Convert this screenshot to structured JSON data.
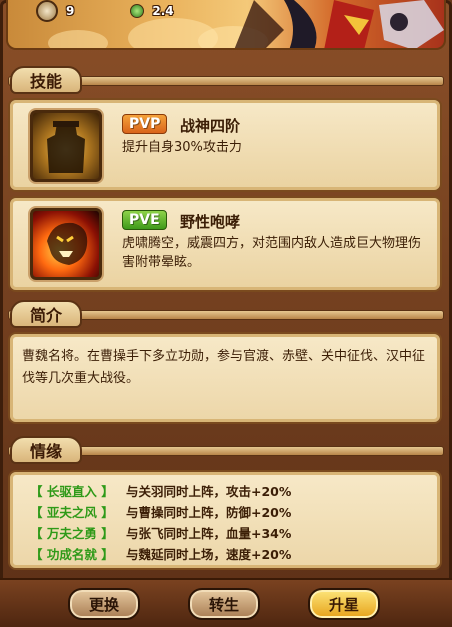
{
  "banner": {
    "stat1_value": "9",
    "stat2_value": "2.4"
  },
  "skills_section": {
    "title": "技能",
    "skills": [
      {
        "mode": "PVP",
        "name": "战神四阶",
        "desc": "提升自身30%攻击力"
      },
      {
        "mode": "PVE",
        "name": "野性咆哮",
        "desc": "虎啸腾空，威震四方，对范围内敌人造成巨大物理伤害附带晕眩。"
      }
    ]
  },
  "intro_section": {
    "title": "简介",
    "text": "曹魏名将。在曹操手下多立功勋，参与官渡、赤壁、关中征伐、汉中征伐等几次重大战役。"
  },
  "bonds_section": {
    "title": "情缘",
    "bonds": [
      {
        "name": "【 长驱直入 】",
        "desc": "与关羽同时上阵，攻击+20%"
      },
      {
        "name": "【 亚夫之风 】",
        "desc": "与曹操同时上阵，防御+20%"
      },
      {
        "name": "【 万夫之勇 】",
        "desc": "与张飞同时上阵，血量+34%"
      },
      {
        "name": "【 功成名就 】",
        "desc": "与魏延同时上场，速度+20%"
      }
    ]
  },
  "buttons": {
    "swap": "更换",
    "rebirth": "转生",
    "star_up": "升星"
  },
  "colors": {
    "pvp": "#e8841f",
    "pve": "#5bb52a",
    "bond_name": "#2e9a18",
    "text": "#3b1e06"
  }
}
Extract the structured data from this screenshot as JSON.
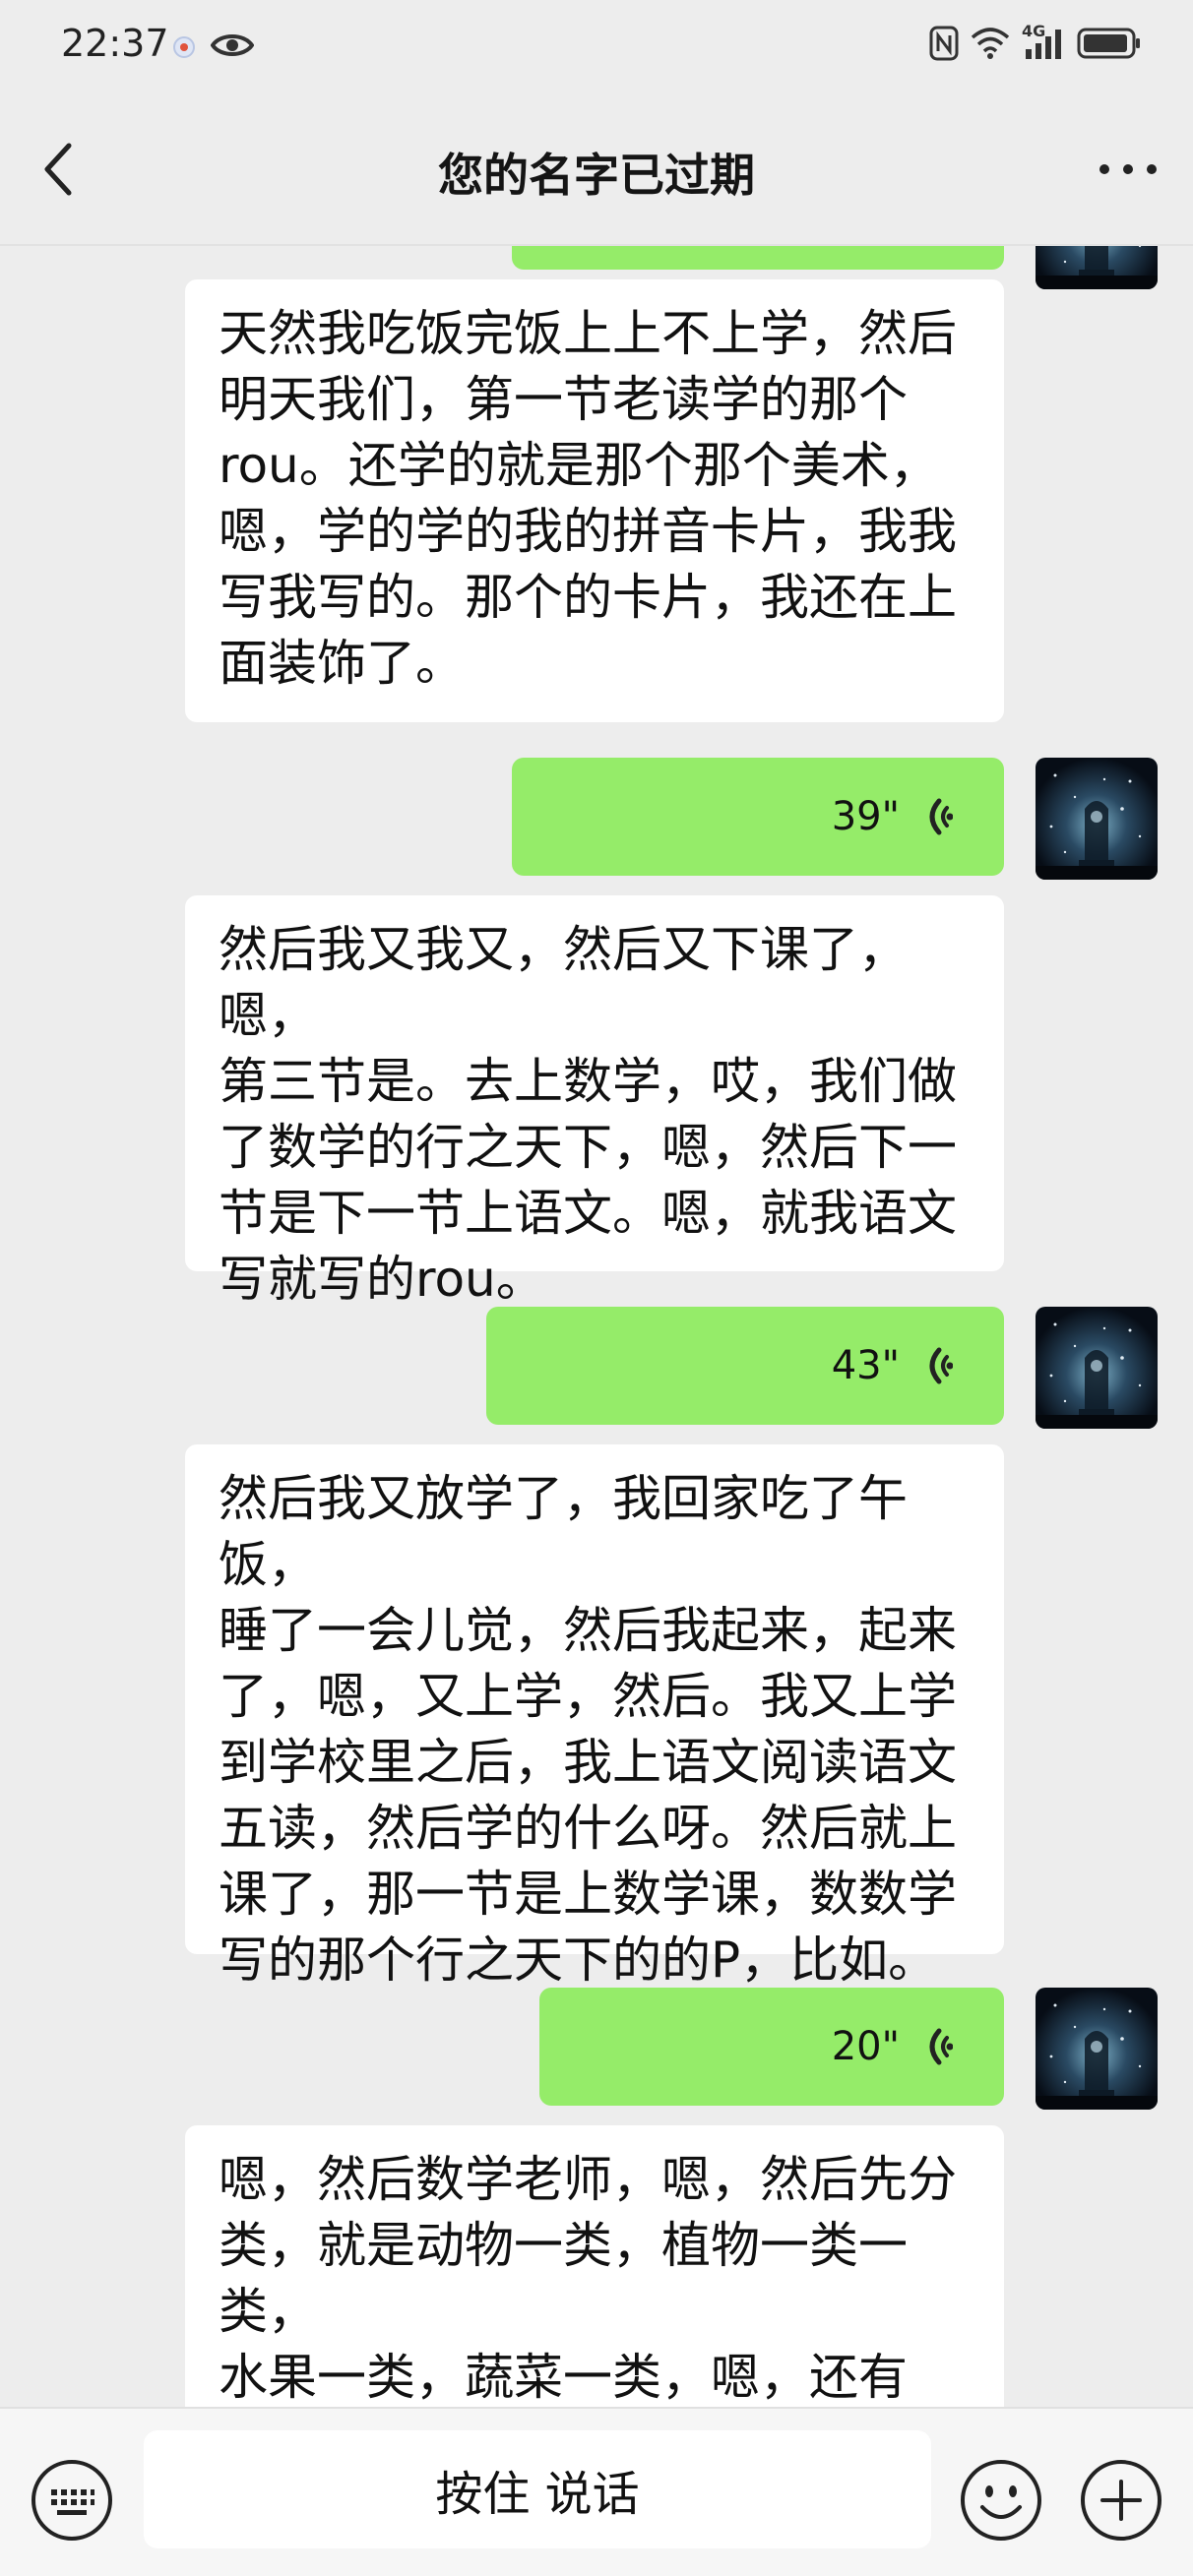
{
  "status_bar": {
    "time": "22:37",
    "network": "4G"
  },
  "header": {
    "title": "您的名字已过期"
  },
  "messages": [
    {
      "type": "voice",
      "side": "right",
      "duration": "39\""
    },
    {
      "type": "voice",
      "side": "right",
      "duration": "43\""
    },
    {
      "type": "voice",
      "side": "right",
      "duration": "20\""
    }
  ],
  "transcripts": [
    "天然我吃饭完饭上上不上学，然后\n明天我们，第一节老读学的那个\nrou。还学的就是那个那个美术，\n嗯，学的学的我的拼音卡片，我我\n写我写的。那个的卡片，我还在上\n面装饰了。",
    "然后我又我又，然后又下课了，嗯，\n第三节是。去上数学，哎，我们做\n了数学的行之天下，嗯，然后下一\n节是下一节上语文。嗯，就我语文\n写就写的rou。",
    "然后我又放学了，我回家吃了午饭，\n睡了一会儿觉，然后我起来，起来\n了，嗯，又上学，然后。我又上学\n到学校里之后，我上语文阅读语文\n五读，然后学的什么呀。然后就上\n课了，那一节是上数学课，数数学\n写的那个行之天下的的P，比如。",
    "嗯，然后数学老师，嗯，然后先分\n类，就是动物一类，植物一类一类，\n水果一类，蔬菜一类，嗯，还有\n吗。还有交通工具一类，天上飞的"
  ],
  "input_bar": {
    "hold_to_talk": "按住 说话"
  },
  "colors": {
    "bubble_self": "#95ec69",
    "bubble_transcript": "#ffffff",
    "background": "#ededed"
  }
}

◆ ◆ ◆ ◆

Written problem: Which lines contain "data"? Copy each of them.

Written response:
Convert this screenshot to structured JSON data.
Extract the structured data from this screenshot as JSON.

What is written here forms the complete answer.